Job A - In the economics quiz below, translate the question stem "A price floor set above the equilibrium price will result in –" into Spanish.

Excerpt to read -
## start

Economics MCQs – Set 13: Economic & Social Development for UPSC/PCS

  1. The Cobb-Douglas production function assumes –
    (A) Constant marginal returns
    (B) Diminishing marginal returns
    (C) Increasing returns to scale
    (D) Substitutability between inputs
    Answer: (D)
  2. Ricardian equivalence theory suggests that –
    (A) Tax cuts boost demand
    (B) Government debt does not affect overall demand
    (C) Fiscal deficits raise interest rates
    (D) Taxation always reduces investment
    Answer: (B)
  3. Okun’s Law shows the relationship between –
    (A) Inflation and GDP
    (B) Unemployment and GDP
    (C) Fiscal deficit and interest rates
    (D) Exchange rate and trade deficit
    Answer: (B)
  4. A price floor set above the equilibrium price will result in –
    (A) Shortage
    (B) Surplus
    (C) Equilibrium
    (D) Inflation
    Answer: (B)
  5. The Herfindahl-Hirschman Index (HHI) is used to measure –
    (A) Inflation
    (B) Market concentration
    (C) Income inequality
    (D) Fiscal deficit
    Answer: (B)
  6. The LM curve shifts when there is a change in –
    (A) Government expenditure
    (B) Money supply
    (C) Investment demand
    (D) Savings rate
    Answer: (B)
  7. A kinked demand curve is typical in –
    (A) Perfect competition
    (B) Monopoly
    (C) Oligopoly
    (D) Monopsony
    Answer: (C)
  8. The Slutsky equation in microeconomics explains –
    (A) Wage-price spiral
    (B) Substitution and income effects
    (C) Investment multiplier
    (D) Trade deficit
    Answer: (B)

## end

Record set -
## start

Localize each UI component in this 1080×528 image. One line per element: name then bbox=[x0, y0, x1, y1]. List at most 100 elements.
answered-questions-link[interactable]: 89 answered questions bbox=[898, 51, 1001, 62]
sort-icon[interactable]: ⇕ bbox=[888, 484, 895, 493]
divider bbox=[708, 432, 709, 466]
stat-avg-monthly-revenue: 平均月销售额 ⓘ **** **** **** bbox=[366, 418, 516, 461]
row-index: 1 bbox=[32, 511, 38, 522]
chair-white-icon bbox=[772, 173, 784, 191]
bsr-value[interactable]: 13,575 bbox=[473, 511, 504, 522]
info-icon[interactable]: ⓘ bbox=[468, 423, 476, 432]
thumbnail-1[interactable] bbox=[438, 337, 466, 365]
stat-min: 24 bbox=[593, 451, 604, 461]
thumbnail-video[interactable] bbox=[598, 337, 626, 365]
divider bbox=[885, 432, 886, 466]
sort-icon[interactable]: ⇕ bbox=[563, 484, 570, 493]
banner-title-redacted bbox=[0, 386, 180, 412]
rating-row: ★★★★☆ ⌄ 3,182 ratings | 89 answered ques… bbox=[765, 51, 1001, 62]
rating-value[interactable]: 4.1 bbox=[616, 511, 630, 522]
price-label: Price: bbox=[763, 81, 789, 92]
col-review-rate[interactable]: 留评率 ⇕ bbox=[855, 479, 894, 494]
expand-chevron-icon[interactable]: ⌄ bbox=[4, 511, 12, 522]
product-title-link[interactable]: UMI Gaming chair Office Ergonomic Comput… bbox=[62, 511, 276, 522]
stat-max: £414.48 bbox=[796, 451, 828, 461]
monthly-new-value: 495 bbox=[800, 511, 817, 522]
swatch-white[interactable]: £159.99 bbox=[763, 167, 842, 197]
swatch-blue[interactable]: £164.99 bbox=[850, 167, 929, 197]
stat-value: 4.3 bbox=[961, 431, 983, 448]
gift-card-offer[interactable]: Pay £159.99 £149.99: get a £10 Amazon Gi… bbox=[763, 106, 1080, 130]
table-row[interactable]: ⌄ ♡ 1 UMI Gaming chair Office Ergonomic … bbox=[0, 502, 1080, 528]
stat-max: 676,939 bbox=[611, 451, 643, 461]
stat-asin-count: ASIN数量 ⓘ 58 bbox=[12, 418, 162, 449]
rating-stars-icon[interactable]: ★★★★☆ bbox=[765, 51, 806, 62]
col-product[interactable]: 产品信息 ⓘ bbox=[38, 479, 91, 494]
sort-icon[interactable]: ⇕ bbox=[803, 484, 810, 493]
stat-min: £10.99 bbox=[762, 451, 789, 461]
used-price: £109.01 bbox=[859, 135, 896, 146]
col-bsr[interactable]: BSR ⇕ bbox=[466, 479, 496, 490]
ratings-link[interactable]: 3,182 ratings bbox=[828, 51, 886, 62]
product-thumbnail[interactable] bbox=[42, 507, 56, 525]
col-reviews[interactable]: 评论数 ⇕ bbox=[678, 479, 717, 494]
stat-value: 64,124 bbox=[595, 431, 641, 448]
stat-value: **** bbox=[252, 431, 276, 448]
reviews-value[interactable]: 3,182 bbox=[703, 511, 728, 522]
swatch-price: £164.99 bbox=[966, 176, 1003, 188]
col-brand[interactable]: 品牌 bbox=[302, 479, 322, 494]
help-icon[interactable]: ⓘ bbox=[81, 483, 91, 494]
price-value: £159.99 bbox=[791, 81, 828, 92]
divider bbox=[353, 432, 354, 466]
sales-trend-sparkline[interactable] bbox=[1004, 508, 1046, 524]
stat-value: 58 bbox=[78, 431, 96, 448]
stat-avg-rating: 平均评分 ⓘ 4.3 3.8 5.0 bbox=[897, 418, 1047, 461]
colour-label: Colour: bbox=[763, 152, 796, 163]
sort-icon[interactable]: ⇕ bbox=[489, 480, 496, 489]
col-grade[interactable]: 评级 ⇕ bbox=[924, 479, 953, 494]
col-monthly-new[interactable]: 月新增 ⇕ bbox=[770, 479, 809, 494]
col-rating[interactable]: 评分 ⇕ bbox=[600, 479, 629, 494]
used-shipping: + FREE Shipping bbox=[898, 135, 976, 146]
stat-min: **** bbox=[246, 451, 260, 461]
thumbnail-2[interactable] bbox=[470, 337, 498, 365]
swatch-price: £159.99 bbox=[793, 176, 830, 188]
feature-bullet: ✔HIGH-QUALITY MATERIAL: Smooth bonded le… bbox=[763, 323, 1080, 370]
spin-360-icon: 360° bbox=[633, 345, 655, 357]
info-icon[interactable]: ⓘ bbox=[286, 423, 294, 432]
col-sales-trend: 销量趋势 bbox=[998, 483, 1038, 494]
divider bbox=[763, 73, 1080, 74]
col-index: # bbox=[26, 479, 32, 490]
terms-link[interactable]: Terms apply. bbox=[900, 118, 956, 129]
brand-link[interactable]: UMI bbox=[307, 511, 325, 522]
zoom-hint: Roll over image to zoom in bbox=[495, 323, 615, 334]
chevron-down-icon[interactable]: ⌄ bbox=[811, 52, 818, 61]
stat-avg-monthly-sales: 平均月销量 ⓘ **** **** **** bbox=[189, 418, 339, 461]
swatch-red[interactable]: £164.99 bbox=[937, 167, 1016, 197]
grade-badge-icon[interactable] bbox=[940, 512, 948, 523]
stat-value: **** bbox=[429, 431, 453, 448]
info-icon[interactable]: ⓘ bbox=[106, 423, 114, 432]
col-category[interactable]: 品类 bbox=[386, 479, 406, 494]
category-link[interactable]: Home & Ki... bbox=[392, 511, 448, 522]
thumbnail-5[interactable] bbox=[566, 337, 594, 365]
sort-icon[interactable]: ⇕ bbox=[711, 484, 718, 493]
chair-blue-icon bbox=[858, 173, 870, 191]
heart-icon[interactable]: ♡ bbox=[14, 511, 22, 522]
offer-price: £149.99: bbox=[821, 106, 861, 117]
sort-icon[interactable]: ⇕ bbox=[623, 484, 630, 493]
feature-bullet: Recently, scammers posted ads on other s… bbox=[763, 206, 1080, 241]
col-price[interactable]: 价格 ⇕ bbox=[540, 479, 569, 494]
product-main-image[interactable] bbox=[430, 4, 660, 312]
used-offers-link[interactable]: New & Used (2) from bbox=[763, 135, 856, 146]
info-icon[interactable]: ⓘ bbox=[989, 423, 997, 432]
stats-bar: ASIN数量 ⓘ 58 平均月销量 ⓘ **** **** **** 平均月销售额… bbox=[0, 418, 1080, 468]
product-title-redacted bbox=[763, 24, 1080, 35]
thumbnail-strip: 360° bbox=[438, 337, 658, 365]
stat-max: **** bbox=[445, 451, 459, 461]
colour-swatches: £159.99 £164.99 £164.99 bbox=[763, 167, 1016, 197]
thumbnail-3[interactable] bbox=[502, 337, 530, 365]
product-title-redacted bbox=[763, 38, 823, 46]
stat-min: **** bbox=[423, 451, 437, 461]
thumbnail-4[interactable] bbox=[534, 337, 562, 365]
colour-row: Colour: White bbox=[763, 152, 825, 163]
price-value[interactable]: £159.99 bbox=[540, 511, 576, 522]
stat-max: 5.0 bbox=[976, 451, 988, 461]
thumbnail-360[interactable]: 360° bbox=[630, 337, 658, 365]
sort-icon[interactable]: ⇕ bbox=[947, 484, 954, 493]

## end

Job B - Retype the stretch of the entries from their first line through the line containing "info-icon[interactable]: ⓘ bbox=[468, 423, 476, 432]", both ends included, keeping every line exactly as it appears.

Task response A - Un precio mínimo fijado por encima del precio de equilibrio dará como resultado –

Task response B -
Localize each UI component in this 1080×528 image. One line per element: name then bbox=[x0, y0, x1, y1]. List at most 100 elements.
answered-questions-link[interactable]: 89 answered questions bbox=[898, 51, 1001, 62]
sort-icon[interactable]: ⇕ bbox=[888, 484, 895, 493]
divider bbox=[708, 432, 709, 466]
stat-avg-monthly-revenue: 平均月销售额 ⓘ **** **** **** bbox=[366, 418, 516, 461]
row-index: 1 bbox=[32, 511, 38, 522]
chair-white-icon bbox=[772, 173, 784, 191]
bsr-value[interactable]: 13,575 bbox=[473, 511, 504, 522]
info-icon[interactable]: ⓘ bbox=[468, 423, 476, 432]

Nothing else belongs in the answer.